_Work required_
Copy, in full, each line of the material that holds the word "JSON".
[Start Task inputs]
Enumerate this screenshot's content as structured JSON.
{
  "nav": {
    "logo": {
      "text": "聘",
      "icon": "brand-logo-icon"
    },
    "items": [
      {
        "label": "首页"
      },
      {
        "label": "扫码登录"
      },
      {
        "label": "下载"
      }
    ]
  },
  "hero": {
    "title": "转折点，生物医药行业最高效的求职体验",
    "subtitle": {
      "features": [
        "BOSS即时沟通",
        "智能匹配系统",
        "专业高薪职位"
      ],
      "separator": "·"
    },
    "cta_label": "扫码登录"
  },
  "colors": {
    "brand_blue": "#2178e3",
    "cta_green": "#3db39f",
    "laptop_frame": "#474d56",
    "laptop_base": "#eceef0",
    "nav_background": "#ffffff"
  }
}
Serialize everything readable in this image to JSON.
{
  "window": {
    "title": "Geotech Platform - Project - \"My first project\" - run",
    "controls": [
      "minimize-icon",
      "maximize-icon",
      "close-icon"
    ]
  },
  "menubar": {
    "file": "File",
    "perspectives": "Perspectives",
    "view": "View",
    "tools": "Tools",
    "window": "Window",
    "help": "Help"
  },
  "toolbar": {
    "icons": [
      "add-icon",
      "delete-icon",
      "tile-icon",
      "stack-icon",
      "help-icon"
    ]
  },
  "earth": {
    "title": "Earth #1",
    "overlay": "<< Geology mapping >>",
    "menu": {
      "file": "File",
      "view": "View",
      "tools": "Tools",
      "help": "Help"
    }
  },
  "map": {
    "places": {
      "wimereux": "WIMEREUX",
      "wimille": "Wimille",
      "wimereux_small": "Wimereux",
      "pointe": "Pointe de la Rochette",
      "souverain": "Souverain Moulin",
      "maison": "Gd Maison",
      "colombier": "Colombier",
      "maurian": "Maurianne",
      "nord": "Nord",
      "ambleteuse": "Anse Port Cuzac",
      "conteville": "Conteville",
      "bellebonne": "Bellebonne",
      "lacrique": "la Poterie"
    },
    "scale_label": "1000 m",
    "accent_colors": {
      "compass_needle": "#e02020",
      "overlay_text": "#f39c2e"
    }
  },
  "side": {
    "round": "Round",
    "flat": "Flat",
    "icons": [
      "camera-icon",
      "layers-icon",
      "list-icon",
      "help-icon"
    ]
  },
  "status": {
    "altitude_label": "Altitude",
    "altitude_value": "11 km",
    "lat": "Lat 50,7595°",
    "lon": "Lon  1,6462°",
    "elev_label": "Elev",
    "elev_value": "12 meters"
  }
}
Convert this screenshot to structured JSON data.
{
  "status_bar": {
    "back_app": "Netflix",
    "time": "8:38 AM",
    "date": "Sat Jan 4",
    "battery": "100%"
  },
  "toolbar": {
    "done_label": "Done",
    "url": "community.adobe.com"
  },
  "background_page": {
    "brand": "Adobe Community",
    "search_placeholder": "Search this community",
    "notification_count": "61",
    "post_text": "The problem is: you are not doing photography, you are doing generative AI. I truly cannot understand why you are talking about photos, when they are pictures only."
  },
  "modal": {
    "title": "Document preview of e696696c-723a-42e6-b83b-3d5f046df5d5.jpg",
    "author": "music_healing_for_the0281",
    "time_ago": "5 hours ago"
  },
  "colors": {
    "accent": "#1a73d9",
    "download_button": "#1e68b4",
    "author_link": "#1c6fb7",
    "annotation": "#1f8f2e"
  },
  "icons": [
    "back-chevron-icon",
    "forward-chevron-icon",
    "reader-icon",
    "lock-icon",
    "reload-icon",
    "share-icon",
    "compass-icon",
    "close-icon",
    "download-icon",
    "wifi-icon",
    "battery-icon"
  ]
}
[End Task inputs]
_Worked answer_
Enumerate this screenshot's content as structured JSON.
Serialize everything readable in this image to JSON.
Convert this screenshot to structured JSON data.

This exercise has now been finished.